-- begin SOURCE DATA --

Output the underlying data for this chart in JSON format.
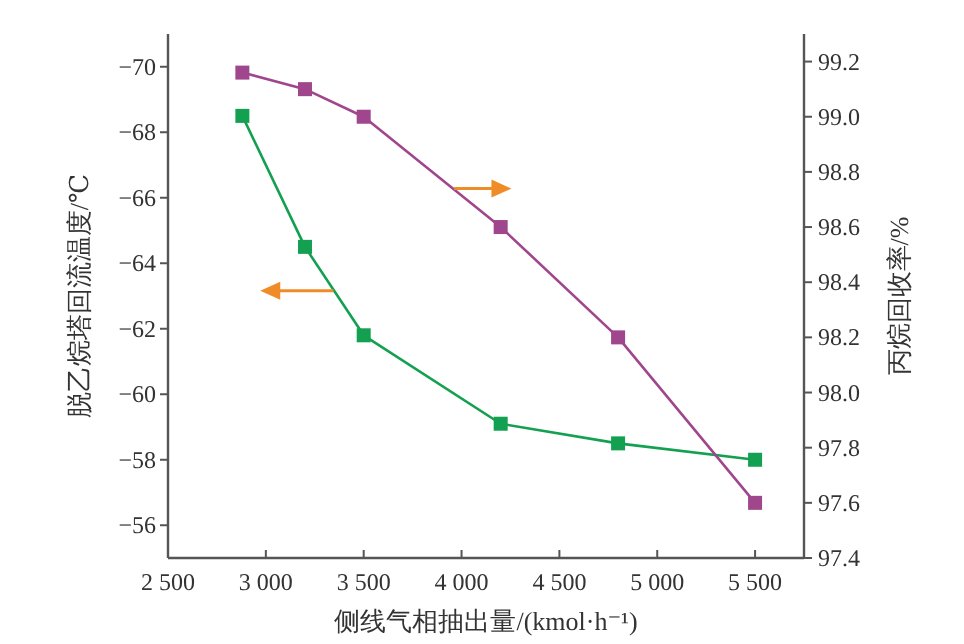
{
  "chart_data": {
    "type": "line",
    "xlabel": "侧线气相抽出量/(kmol·h⁻¹)",
    "ylabel": "脱乙烷塔回流温度/℃",
    "y2label": "丙烷回收率/%",
    "marker": "square",
    "line_style": "solid",
    "grid": false,
    "xlim": [
      2500,
      5750
    ],
    "xticks": [
      {
        "value": 2500,
        "label": "2 500"
      },
      {
        "value": 3000,
        "label": "3 000"
      },
      {
        "value": 3500,
        "label": "3 500"
      },
      {
        "value": 4000,
        "label": "4 000"
      },
      {
        "value": 4500,
        "label": "4 500"
      },
      {
        "value": 5000,
        "label": "5 000"
      },
      {
        "value": 5500,
        "label": "5 500"
      }
    ],
    "ylim": [
      -55,
      -71
    ],
    "yticks": [
      {
        "value": -70,
        "label": "−70"
      },
      {
        "value": -68,
        "label": "−68"
      },
      {
        "value": -66,
        "label": "−66"
      },
      {
        "value": -64,
        "label": "−64"
      },
      {
        "value": -62,
        "label": "−62"
      },
      {
        "value": -60,
        "label": "−60"
      },
      {
        "value": -58,
        "label": "−58"
      },
      {
        "value": -56,
        "label": "−56"
      }
    ],
    "y2lim": [
      97.4,
      99.3
    ],
    "y2ticks": [
      {
        "value": 97.4,
        "label": "97.4"
      },
      {
        "value": 97.6,
        "label": "97.6"
      },
      {
        "value": 97.8,
        "label": "97.8"
      },
      {
        "value": 98.0,
        "label": "98.0"
      },
      {
        "value": 98.2,
        "label": "98.2"
      },
      {
        "value": 98.4,
        "label": "98.4"
      },
      {
        "value": 98.6,
        "label": "98.6"
      },
      {
        "value": 98.8,
        "label": "98.8"
      },
      {
        "value": 99.0,
        "label": "99.0"
      },
      {
        "value": 99.2,
        "label": "99.2"
      }
    ],
    "x": [
      2880,
      3200,
      3500,
      4200,
      4800,
      5500
    ],
    "series": [
      {
        "color": "#13a050",
        "values": [
          -68.5,
          -64.5,
          -61.8,
          -59.1,
          -58.5,
          -58.0
        ]
      },
      {
        "color": "#a0468c",
        "axis": "y2",
        "values": [
          99.16,
          99.1,
          99.0,
          98.6,
          98.2,
          97.6
        ]
      }
    ]
  }
}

-- end SOURCE DATA --

STATED PROBLEM
Transcribe the material exactly, and leave out whatever pictures it holds.

ANSWER
Output the underlying data for this chart in JSON format.
{
  "chart_data": {
    "type": "line",
    "xlabel": "侧线气相抽出量/(kmol·h⁻¹)",
    "ylabel": "脱乙烷塔回流温度/℃",
    "y2label": "丙烷回收率/%",
    "marker": "square",
    "line_style": "solid",
    "grid": false,
    "xlim": [
      2500,
      5750
    ],
    "xticks": [
      {
        "value": 2500,
        "label": "2 500"
      },
      {
        "value": 3000,
        "label": "3 000"
      },
      {
        "value": 3500,
        "label": "3 500"
      },
      {
        "value": 4000,
        "label": "4 000"
      },
      {
        "value": 4500,
        "label": "4 500"
      },
      {
        "value": 5000,
        "label": "5 000"
      },
      {
        "value": 5500,
        "label": "5 500"
      }
    ],
    "ylim": [
      -55,
      -71
    ],
    "yticks": [
      {
        "value": -70,
        "label": "−70"
      },
      {
        "value": -68,
        "label": "−68"
      },
      {
        "value": -66,
        "label": "−66"
      },
      {
        "value": -64,
        "label": "−64"
      },
      {
        "value": -62,
        "label": "−62"
      },
      {
        "value": -60,
        "label": "−60"
      },
      {
        "value": -58,
        "label": "−58"
      },
      {
        "value": -56,
        "label": "−56"
      }
    ],
    "y2lim": [
      97.4,
      99.3
    ],
    "y2ticks": [
      {
        "value": 97.4,
        "label": "97.4"
      },
      {
        "value": 97.6,
        "label": "97.6"
      },
      {
        "value": 97.8,
        "label": "97.8"
      },
      {
        "value": 98.0,
        "label": "98.0"
      },
      {
        "value": 98.2,
        "label": "98.2"
      },
      {
        "value": 98.4,
        "label": "98.4"
      },
      {
        "value": 98.6,
        "label": "98.6"
      },
      {
        "value": 98.8,
        "label": "98.8"
      },
      {
        "value": 99.0,
        "label": "99.0"
      },
      {
        "value": 99.2,
        "label": "99.2"
      }
    ],
    "x": [
      2880,
      3200,
      3500,
      4200,
      4800,
      5500
    ],
    "series": [
      {
        "color": "#13a050",
        "values": [
          -68.5,
          -64.5,
          -61.8,
          -59.1,
          -58.5,
          -58.0
        ]
      },
      {
        "color": "#a0468c",
        "axis": "y2",
        "values": [
          99.16,
          99.1,
          99.0,
          98.6,
          98.2,
          97.6
        ]
      }
    ]
  }
}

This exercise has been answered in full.